**A block of data:**

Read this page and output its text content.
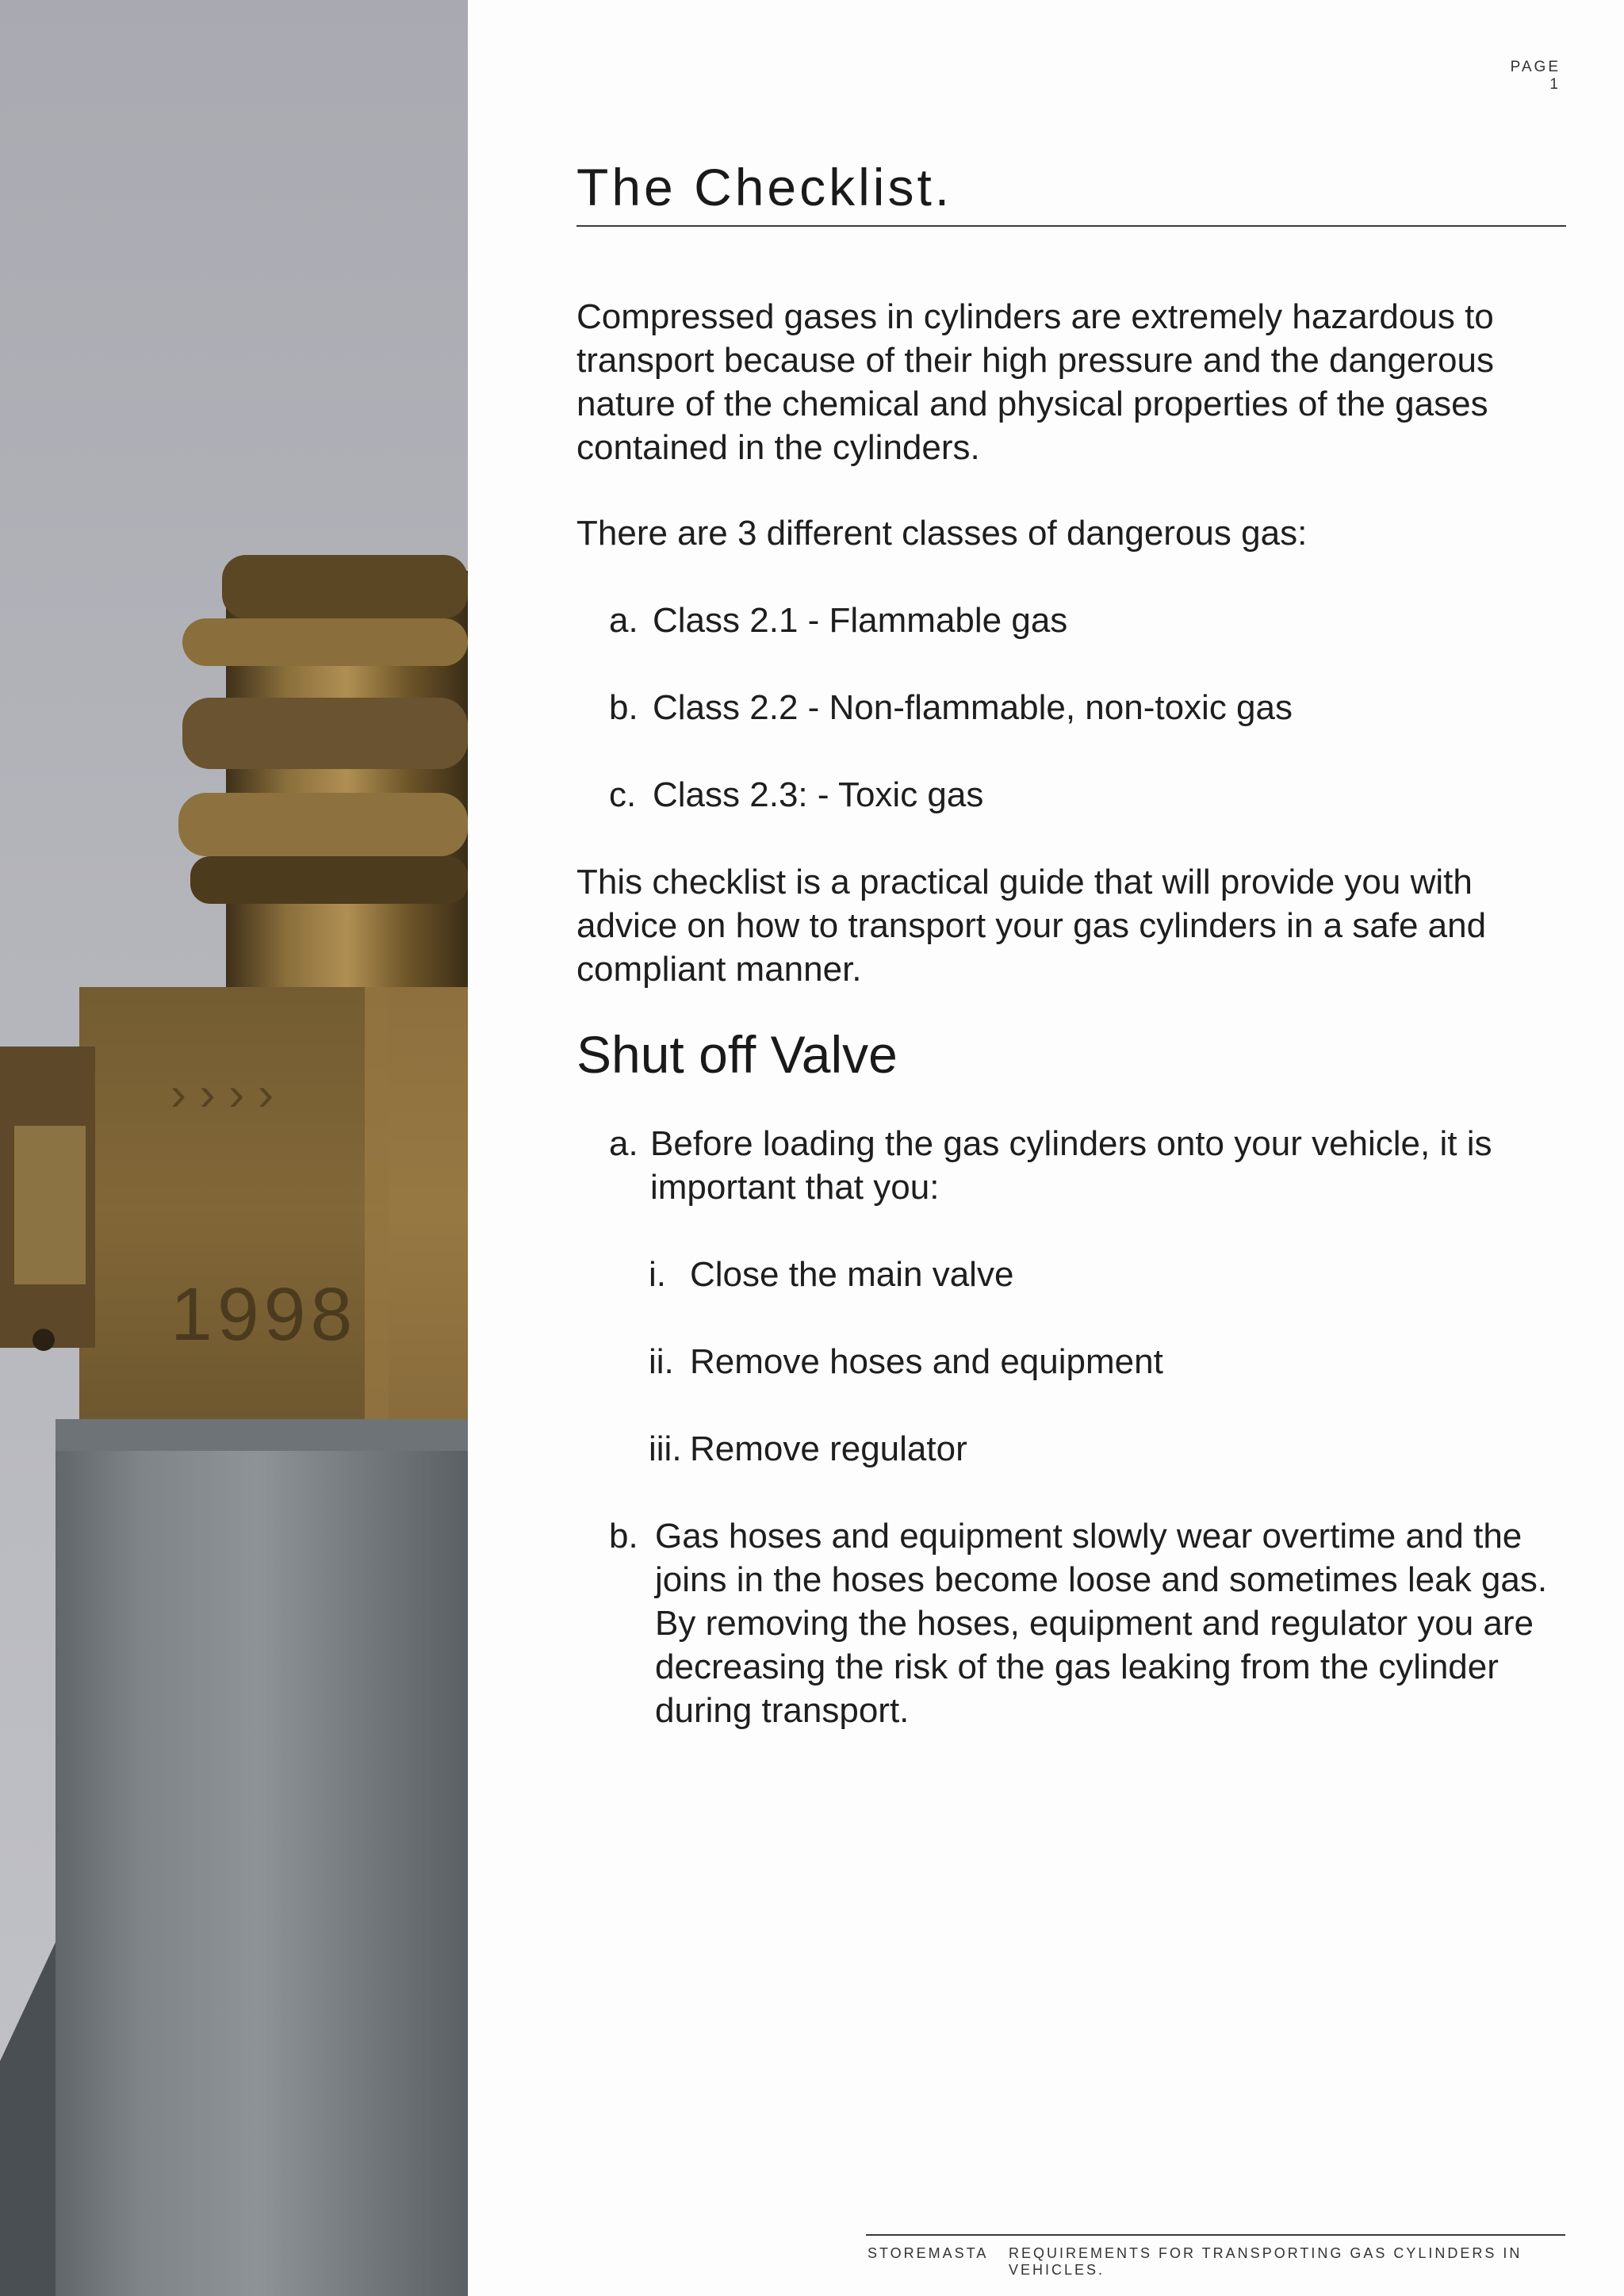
1998
› › › ›
PAGE 1
The Checklist.

Compressed gases in cylinders are extremely hazardous to transport because of their high pressure and the dangerous nature of the chemical and physical properties of the gases contained in the cylinders.

There are 3 different classes of dangerous gas:

a. Class 2.1 - Flammable gas

b. Class 2.2 - Non-flammable, non-toxic gas

c. Class 2.3: - Toxic gas

This checklist is a practical guide that will provide you with advice on how to transport your gas cylinders in a safe and compliant manner.

Shut off Valve
a. Before loading the gas cylinders onto your vehicle, it is important that you:

i. Close the main valve

ii. Remove hoses and equipment

iii. Remove regulator

b. Gas hoses and equipment slowly wear overtime and the joins in the hoses become loose and sometimes leak gas. By removing the hoses, equipment and regulator you are decreasing the risk of the gas leaking from the cylinder during transport.

STOREMASTA REQUIREMENTS FOR TRANSPORTING GAS CYLINDERS IN VEHICLES.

**INSTRUCTIONS FOR THE TASK:**
Find and copy each line above that includes the string "regulator".

**FULL RESPONSE:**
iii. Remove regulator
b. Gas hoses and equipment slowly wear overtime and the joins in the hoses become loose and sometimes leak gas. By removing the hoses, equipment and regulator you are decreasing the risk of the gas leaking from the cylinder during transport.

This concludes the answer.